- _Written exercise_
Select each line where the word "actor" appears.

(Part of a data file)
=-=-=-=-=

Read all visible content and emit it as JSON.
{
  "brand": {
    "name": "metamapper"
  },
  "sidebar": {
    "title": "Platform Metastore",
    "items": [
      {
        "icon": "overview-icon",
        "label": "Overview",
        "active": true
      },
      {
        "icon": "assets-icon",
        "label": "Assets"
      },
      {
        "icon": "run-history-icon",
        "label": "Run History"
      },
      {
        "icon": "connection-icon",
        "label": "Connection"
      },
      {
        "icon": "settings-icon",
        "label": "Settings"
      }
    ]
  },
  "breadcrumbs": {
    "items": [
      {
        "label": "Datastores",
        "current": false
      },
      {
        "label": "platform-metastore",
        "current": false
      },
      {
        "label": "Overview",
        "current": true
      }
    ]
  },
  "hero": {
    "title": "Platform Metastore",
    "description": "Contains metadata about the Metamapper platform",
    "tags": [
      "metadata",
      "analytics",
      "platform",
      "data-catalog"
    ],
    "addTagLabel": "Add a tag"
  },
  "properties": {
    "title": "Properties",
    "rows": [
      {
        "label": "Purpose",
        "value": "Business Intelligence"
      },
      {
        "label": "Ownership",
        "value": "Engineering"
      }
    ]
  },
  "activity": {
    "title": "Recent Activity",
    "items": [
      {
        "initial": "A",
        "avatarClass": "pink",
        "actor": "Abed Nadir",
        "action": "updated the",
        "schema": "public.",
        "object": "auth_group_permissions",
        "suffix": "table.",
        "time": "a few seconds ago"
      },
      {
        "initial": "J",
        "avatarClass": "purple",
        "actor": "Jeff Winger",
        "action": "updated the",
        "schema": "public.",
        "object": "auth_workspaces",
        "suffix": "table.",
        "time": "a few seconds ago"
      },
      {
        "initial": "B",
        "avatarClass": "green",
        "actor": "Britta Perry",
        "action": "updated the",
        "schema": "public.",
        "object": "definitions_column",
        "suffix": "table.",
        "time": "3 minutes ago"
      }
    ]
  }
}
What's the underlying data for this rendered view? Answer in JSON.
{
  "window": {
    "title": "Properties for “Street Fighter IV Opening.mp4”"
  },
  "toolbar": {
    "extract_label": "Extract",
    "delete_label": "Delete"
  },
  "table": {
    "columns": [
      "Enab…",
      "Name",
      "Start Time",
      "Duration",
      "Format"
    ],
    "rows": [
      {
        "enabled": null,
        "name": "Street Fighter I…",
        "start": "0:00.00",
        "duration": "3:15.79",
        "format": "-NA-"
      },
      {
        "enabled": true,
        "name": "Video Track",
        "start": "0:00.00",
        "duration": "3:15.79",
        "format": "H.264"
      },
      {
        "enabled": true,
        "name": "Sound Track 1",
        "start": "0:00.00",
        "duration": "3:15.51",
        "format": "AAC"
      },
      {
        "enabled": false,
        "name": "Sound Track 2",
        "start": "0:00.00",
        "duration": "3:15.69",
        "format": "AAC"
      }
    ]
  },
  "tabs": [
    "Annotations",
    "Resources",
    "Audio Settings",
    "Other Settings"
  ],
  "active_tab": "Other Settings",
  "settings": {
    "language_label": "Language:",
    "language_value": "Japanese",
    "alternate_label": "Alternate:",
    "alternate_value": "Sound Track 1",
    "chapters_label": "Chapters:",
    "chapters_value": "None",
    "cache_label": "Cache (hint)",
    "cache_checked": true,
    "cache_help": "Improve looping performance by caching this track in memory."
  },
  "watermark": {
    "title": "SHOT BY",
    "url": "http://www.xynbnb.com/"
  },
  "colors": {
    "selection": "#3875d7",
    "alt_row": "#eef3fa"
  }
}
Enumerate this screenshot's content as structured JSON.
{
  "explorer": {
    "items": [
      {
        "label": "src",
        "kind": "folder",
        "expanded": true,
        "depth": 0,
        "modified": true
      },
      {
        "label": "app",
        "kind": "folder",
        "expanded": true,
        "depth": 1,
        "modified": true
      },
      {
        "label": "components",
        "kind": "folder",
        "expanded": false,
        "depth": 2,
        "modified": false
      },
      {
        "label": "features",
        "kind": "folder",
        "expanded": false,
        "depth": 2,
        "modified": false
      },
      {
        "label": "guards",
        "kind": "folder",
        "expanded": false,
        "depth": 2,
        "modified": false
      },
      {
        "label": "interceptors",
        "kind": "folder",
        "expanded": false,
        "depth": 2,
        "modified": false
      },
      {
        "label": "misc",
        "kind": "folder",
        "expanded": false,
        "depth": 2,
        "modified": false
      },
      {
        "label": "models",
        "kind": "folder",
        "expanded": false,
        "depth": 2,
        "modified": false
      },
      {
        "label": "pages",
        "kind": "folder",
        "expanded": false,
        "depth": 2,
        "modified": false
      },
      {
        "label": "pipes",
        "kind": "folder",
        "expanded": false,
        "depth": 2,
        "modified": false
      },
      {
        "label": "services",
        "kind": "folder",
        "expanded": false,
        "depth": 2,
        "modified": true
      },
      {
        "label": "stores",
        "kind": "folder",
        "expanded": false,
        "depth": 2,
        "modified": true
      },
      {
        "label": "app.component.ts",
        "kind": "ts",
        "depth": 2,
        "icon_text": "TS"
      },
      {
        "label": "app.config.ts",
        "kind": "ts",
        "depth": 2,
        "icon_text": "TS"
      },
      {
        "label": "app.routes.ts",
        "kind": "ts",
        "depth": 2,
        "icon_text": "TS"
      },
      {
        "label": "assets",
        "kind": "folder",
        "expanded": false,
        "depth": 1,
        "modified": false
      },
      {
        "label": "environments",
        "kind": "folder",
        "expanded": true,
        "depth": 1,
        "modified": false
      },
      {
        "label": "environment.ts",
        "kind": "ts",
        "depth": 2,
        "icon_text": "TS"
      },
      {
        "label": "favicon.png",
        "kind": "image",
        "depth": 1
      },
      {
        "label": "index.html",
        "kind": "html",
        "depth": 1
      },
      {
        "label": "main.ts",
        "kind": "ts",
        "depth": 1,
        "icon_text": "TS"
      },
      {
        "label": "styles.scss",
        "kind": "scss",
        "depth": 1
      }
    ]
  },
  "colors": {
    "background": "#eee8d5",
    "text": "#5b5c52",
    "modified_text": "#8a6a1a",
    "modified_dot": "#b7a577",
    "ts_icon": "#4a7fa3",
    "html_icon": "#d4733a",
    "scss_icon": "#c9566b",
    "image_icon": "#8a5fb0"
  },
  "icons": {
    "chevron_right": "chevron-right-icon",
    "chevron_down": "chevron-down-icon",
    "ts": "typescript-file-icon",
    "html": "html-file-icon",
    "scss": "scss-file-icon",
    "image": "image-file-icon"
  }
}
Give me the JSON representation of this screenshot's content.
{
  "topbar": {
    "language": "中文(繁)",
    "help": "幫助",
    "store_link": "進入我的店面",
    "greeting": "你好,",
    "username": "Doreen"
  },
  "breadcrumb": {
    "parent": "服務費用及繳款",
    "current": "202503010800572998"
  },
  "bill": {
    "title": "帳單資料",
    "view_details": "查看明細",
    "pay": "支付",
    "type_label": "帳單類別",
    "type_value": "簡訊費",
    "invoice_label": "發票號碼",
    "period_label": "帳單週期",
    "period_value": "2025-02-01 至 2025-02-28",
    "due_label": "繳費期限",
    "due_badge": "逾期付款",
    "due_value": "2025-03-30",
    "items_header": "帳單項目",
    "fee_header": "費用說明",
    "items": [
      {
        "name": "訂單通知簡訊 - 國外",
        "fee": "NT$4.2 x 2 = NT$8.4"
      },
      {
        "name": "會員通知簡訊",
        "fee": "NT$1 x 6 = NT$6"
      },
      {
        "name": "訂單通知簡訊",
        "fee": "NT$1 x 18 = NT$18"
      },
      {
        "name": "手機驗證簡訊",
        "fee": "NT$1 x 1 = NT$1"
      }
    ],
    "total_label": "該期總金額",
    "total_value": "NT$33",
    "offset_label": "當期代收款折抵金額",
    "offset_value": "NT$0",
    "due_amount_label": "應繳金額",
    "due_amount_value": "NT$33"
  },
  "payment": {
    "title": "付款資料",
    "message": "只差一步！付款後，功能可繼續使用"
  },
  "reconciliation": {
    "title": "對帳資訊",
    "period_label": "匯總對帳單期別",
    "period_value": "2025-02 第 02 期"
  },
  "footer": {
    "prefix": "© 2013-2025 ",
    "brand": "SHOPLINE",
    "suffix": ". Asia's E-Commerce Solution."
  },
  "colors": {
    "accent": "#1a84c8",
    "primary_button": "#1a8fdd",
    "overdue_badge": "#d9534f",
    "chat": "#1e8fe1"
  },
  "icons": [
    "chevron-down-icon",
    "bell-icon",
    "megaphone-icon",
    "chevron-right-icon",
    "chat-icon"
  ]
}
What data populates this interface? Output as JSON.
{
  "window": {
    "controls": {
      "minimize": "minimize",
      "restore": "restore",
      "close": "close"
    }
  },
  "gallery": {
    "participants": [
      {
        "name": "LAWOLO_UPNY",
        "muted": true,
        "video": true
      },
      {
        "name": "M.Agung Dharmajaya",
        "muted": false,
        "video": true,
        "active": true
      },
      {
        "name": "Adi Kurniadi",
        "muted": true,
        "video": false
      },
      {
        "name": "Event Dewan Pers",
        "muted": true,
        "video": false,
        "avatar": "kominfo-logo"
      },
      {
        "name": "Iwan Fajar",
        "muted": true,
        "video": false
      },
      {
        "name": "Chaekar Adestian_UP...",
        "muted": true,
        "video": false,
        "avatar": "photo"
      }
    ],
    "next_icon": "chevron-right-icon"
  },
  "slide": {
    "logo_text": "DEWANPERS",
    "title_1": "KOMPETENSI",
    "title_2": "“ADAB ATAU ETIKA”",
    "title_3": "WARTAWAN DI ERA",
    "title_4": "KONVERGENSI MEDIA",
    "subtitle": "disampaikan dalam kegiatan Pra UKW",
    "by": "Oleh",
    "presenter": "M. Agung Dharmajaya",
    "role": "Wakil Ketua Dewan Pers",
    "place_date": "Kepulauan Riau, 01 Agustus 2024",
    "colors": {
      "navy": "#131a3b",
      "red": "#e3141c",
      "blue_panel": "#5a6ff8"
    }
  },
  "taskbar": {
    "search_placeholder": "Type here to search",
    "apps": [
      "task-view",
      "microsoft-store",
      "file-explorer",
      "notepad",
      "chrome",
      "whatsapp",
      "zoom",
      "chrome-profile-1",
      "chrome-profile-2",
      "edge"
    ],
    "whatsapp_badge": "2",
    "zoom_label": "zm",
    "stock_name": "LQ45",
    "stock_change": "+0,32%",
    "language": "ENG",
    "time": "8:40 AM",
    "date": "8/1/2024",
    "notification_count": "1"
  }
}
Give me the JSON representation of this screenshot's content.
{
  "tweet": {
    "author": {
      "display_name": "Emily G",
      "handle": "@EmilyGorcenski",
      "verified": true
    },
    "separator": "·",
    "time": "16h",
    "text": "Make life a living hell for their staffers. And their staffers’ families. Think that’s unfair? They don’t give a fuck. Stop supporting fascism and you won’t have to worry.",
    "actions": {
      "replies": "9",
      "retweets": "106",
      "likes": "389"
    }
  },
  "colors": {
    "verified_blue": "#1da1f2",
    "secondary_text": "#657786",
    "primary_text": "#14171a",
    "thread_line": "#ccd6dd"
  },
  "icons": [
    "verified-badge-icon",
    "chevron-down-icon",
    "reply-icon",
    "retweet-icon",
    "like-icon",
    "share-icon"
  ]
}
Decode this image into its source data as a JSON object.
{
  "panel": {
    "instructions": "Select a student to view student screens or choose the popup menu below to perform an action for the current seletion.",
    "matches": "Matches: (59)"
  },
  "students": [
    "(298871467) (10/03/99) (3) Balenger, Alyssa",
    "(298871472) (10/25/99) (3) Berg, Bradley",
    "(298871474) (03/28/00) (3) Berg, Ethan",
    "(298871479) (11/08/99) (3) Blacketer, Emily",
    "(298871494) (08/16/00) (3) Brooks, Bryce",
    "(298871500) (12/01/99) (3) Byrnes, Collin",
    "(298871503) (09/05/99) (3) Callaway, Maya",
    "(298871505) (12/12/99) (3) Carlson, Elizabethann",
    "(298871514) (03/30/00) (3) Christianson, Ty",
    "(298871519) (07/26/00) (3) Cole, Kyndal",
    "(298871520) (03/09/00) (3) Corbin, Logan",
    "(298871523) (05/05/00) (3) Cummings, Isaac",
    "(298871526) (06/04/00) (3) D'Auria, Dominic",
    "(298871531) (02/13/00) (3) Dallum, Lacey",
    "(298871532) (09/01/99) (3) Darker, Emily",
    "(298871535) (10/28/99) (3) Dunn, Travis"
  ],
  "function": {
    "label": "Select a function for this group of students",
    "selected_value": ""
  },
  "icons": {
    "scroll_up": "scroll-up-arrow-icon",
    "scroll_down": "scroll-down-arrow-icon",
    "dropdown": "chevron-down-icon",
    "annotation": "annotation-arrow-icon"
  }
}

=-=-=-=-=

- _Response to the task_
        "actor": "Abed Nadir",
        "actor": "Jeff Winger",
        "actor": "Britta Perry",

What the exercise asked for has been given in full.